_DATASET RECORDS_
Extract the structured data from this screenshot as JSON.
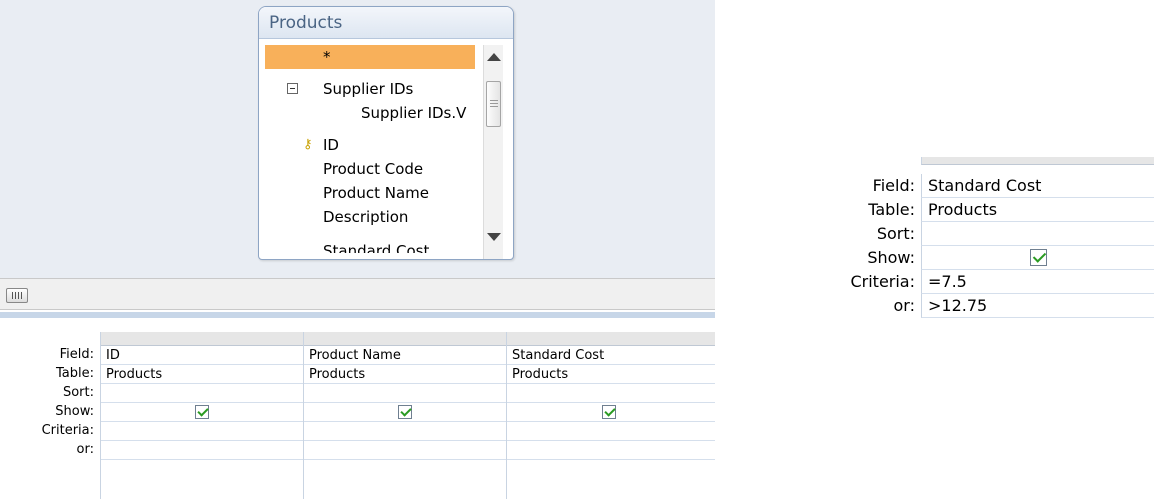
{
  "field_list": {
    "title": "Products",
    "items": [
      "*",
      "Supplier IDs",
      "Supplier IDs.V",
      "ID",
      "Product Code",
      "Product Name",
      "Description",
      "Standard Cost"
    ]
  },
  "grid": {
    "row_labels": [
      "Field:",
      "Table:",
      "Sort:",
      "Show:",
      "Criteria:",
      "or:"
    ],
    "columns": [
      {
        "field": "ID",
        "table": "Products",
        "sort": "",
        "show": true,
        "criteria": "",
        "or": ""
      },
      {
        "field": "Product Name",
        "table": "Products",
        "sort": "",
        "show": true,
        "criteria": "",
        "or": ""
      },
      {
        "field": "Standard Cost",
        "table": "Products",
        "sort": "",
        "show": true,
        "criteria": "",
        "or": ""
      }
    ]
  },
  "detail": {
    "row_labels": [
      "Field:",
      "Table:",
      "Sort:",
      "Show:",
      "Criteria:",
      "or:"
    ],
    "field": "Standard Cost",
    "table": "Products",
    "sort": "",
    "show": true,
    "criteria": "=7.5",
    "or": ">12.75"
  },
  "colors": {
    "selected_item": "#f8b05a",
    "pane_background": "#e9edf3",
    "checkmark": "#2a9b22",
    "grid_line": "#c9d4e2"
  }
}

_TASK DETAILS_
Make an exact copy of the data above, pictures excluded.

_EXERCISE OUTPUT_
Extract the structured data from this screenshot as JSON.
{
  "field_list": {
    "title": "Products",
    "items": [
      "*",
      "Supplier IDs",
      "Supplier IDs.V",
      "ID",
      "Product Code",
      "Product Name",
      "Description",
      "Standard Cost"
    ]
  },
  "grid": {
    "row_labels": [
      "Field:",
      "Table:",
      "Sort:",
      "Show:",
      "Criteria:",
      "or:"
    ],
    "columns": [
      {
        "field": "ID",
        "table": "Products",
        "sort": "",
        "show": true,
        "criteria": "",
        "or": ""
      },
      {
        "field": "Product Name",
        "table": "Products",
        "sort": "",
        "show": true,
        "criteria": "",
        "or": ""
      },
      {
        "field": "Standard Cost",
        "table": "Products",
        "sort": "",
        "show": true,
        "criteria": "",
        "or": ""
      }
    ]
  },
  "detail": {
    "row_labels": [
      "Field:",
      "Table:",
      "Sort:",
      "Show:",
      "Criteria:",
      "or:"
    ],
    "field": "Standard Cost",
    "table": "Products",
    "sort": "",
    "show": true,
    "criteria": "=7.5",
    "or": ">12.75"
  },
  "colors": {
    "selected_item": "#f8b05a",
    "pane_background": "#e9edf3",
    "checkmark": "#2a9b22",
    "grid_line": "#c9d4e2"
  }
}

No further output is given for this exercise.